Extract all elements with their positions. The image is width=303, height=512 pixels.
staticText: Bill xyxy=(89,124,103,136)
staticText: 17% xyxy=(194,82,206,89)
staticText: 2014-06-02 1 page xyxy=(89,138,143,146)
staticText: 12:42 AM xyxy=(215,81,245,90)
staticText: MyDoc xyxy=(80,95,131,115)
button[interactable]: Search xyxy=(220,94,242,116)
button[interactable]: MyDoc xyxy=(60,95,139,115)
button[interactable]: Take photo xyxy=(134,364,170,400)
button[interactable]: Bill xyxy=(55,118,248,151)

* [Objective]
Please return every line of the entries above word for word, with nothing changed or left out.

* [Exercise result]
Extract all elements with their positions. The image is width=303, height=512 pixels.
staticText: Bill xyxy=(89,124,103,136)
staticText: 17% xyxy=(194,82,206,89)
staticText: 2014-06-02 1 page xyxy=(89,138,143,146)
staticText: 12:42 AM xyxy=(215,81,245,90)
staticText: MyDoc xyxy=(80,95,131,115)
button[interactable]: Search xyxy=(220,94,242,116)
button[interactable]: MyDoc xyxy=(60,95,139,115)
button[interactable]: Take photo xyxy=(134,364,170,400)
button[interactable]: Bill xyxy=(55,118,248,151)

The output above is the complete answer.